**What is expected**
Repeat each line of the material exactly.

**Provided information**
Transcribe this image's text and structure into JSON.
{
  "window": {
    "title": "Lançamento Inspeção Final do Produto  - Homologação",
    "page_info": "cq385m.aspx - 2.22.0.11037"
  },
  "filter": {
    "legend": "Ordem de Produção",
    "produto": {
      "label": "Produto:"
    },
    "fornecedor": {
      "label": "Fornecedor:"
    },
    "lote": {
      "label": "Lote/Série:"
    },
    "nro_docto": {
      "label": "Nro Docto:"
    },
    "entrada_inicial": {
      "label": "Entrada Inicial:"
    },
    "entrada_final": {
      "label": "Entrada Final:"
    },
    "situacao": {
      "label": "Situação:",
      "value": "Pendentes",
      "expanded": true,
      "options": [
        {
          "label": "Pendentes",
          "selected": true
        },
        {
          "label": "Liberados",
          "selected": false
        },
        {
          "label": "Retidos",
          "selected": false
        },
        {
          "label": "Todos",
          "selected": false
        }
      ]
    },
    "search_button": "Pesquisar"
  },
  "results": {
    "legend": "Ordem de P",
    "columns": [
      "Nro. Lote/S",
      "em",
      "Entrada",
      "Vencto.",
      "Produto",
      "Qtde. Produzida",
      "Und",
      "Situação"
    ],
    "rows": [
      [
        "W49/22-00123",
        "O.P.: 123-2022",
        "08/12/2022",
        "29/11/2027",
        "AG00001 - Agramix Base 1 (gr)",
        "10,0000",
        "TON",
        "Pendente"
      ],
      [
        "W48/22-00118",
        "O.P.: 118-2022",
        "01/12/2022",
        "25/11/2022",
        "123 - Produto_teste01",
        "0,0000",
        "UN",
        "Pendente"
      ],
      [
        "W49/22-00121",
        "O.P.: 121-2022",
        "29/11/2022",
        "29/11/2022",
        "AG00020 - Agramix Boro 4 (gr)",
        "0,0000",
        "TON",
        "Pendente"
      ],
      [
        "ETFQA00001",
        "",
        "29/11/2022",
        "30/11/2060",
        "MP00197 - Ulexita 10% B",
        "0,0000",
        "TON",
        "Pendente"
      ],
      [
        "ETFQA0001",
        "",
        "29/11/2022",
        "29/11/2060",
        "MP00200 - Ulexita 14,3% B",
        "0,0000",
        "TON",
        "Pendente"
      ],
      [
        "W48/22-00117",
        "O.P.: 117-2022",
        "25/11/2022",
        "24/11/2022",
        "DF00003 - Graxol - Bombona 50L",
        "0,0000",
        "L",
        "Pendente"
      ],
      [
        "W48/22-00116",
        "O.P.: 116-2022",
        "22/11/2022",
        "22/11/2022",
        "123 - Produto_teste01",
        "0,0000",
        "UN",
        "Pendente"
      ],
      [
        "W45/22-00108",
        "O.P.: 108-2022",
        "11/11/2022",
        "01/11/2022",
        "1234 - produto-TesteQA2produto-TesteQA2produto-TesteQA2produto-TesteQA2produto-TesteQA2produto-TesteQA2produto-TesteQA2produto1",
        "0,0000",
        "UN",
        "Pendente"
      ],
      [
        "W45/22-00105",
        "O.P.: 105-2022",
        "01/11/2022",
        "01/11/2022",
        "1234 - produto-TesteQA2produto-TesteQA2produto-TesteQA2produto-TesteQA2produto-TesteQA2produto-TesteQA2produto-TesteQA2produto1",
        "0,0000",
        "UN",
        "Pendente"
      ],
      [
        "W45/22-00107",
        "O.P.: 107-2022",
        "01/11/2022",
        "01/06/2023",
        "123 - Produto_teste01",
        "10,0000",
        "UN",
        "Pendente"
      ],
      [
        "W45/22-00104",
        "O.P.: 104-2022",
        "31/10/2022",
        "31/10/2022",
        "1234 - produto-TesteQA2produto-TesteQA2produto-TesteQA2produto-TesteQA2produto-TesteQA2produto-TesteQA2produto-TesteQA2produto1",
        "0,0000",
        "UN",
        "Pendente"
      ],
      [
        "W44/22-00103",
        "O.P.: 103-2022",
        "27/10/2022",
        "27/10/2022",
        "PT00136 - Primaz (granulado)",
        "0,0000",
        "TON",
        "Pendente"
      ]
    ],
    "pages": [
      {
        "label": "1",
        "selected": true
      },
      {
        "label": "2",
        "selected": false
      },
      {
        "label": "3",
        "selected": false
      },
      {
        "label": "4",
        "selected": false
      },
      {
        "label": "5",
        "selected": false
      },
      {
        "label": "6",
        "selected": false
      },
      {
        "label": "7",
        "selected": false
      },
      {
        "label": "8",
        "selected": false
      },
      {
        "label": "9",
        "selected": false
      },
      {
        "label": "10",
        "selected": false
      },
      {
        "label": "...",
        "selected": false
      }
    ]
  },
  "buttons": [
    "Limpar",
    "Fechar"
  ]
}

**Complete answer**
Transcribe this image's text and structure into JSON.
{
  "window": {
    "title": "Lançamento Inspeção Final do Produto  - Homologação",
    "page_info": "cq385m.aspx - 2.22.0.11037"
  },
  "filter": {
    "legend": "Ordem de Produção",
    "produto": {
      "label": "Produto:"
    },
    "fornecedor": {
      "label": "Fornecedor:"
    },
    "lote": {
      "label": "Lote/Série:"
    },
    "nro_docto": {
      "label": "Nro Docto:"
    },
    "entrada_inicial": {
      "label": "Entrada Inicial:"
    },
    "entrada_final": {
      "label": "Entrada Final:"
    },
    "situacao": {
      "label": "Situação:",
      "value": "Pendentes",
      "expanded": true,
      "options": [
        {
          "label": "Pendentes",
          "selected": true
        },
        {
          "label": "Liberados",
          "selected": false
        },
        {
          "label": "Retidos",
          "selected": false
        },
        {
          "label": "Todos",
          "selected": false
        }
      ]
    },
    "search_button": "Pesquisar"
  },
  "results": {
    "legend": "Ordem de P",
    "columns": [
      "Nro. Lote/S",
      "em",
      "Entrada",
      "Vencto.",
      "Produto",
      "Qtde. Produzida",
      "Und",
      "Situação"
    ],
    "rows": [
      [
        "W49/22-00123",
        "O.P.: 123-2022",
        "08/12/2022",
        "29/11/2027",
        "AG00001 - Agramix Base 1 (gr)",
        "10,0000",
        "TON",
        "Pendente"
      ],
      [
        "W48/22-00118",
        "O.P.: 118-2022",
        "01/12/2022",
        "25/11/2022",
        "123 - Produto_teste01",
        "0,0000",
        "UN",
        "Pendente"
      ],
      [
        "W49/22-00121",
        "O.P.: 121-2022",
        "29/11/2022",
        "29/11/2022",
        "AG00020 - Agramix Boro 4 (gr)",
        "0,0000",
        "TON",
        "Pendente"
      ],
      [
        "ETFQA00001",
        "",
        "29/11/2022",
        "30/11/2060",
        "MP00197 - Ulexita 10% B",
        "0,0000",
        "TON",
        "Pendente"
      ],
      [
        "ETFQA0001",
        "",
        "29/11/2022",
        "29/11/2060",
        "MP00200 - Ulexita 14,3% B",
        "0,0000",
        "TON",
        "Pendente"
      ],
      [
        "W48/22-00117",
        "O.P.: 117-2022",
        "25/11/2022",
        "24/11/2022",
        "DF00003 - Graxol - Bombona 50L",
        "0,0000",
        "L",
        "Pendente"
      ],
      [
        "W48/22-00116",
        "O.P.: 116-2022",
        "22/11/2022",
        "22/11/2022",
        "123 - Produto_teste01",
        "0,0000",
        "UN",
        "Pendente"
      ],
      [
        "W45/22-00108",
        "O.P.: 108-2022",
        "11/11/2022",
        "01/11/2022",
        "1234 - produto-TesteQA2produto-TesteQA2produto-TesteQA2produto-TesteQA2produto-TesteQA2produto-TesteQA2produto-TesteQA2produto1",
        "0,0000",
        "UN",
        "Pendente"
      ],
      [
        "W45/22-00105",
        "O.P.: 105-2022",
        "01/11/2022",
        "01/11/2022",
        "1234 - produto-TesteQA2produto-TesteQA2produto-TesteQA2produto-TesteQA2produto-TesteQA2produto-TesteQA2produto-TesteQA2produto1",
        "0,0000",
        "UN",
        "Pendente"
      ],
      [
        "W45/22-00107",
        "O.P.: 107-2022",
        "01/11/2022",
        "01/06/2023",
        "123 - Produto_teste01",
        "10,0000",
        "UN",
        "Pendente"
      ],
      [
        "W45/22-00104",
        "O.P.: 104-2022",
        "31/10/2022",
        "31/10/2022",
        "1234 - produto-TesteQA2produto-TesteQA2produto-TesteQA2produto-TesteQA2produto-TesteQA2produto-TesteQA2produto-TesteQA2produto1",
        "0,0000",
        "UN",
        "Pendente"
      ],
      [
        "W44/22-00103",
        "O.P.: 103-2022",
        "27/10/2022",
        "27/10/2022",
        "PT00136 - Primaz (granulado)",
        "0,0000",
        "TON",
        "Pendente"
      ]
    ],
    "pages": [
      {
        "label": "1",
        "selected": true
      },
      {
        "label": "2",
        "selected": false
      },
      {
        "label": "3",
        "selected": false
      },
      {
        "label": "4",
        "selected": false
      },
      {
        "label": "5",
        "selected": false
      },
      {
        "label": "6",
        "selected": false
      },
      {
        "label": "7",
        "selected": false
      },
      {
        "label": "8",
        "selected": false
      },
      {
        "label": "9",
        "selected": false
      },
      {
        "label": "10",
        "selected": false
      },
      {
        "label": "...",
        "selected": false
      }
    ]
  },
  "buttons": [
    "Limpar",
    "Fechar"
  ]
}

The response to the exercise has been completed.